- [Directions for this task] Where a line of the material contains the string "arrow", copy that line.

Extracted records
········

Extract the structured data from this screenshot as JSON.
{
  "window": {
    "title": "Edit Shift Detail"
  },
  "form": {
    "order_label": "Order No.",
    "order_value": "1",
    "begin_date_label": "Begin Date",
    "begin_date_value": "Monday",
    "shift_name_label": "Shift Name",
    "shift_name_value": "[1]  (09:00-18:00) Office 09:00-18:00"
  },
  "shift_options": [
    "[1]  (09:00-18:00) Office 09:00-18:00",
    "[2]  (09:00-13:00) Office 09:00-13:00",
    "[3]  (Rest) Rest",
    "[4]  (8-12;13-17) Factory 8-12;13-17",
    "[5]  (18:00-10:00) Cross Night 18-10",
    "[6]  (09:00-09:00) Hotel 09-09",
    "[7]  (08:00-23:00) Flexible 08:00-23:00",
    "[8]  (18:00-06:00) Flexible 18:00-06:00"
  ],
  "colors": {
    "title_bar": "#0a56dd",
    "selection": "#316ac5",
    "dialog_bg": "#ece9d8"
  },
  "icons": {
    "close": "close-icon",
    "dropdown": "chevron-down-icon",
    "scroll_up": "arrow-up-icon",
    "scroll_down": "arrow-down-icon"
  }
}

········

- [Reply to the task]
    "scroll_up": "arrow-up-icon",
    "scroll_down": "arrow-down-icon"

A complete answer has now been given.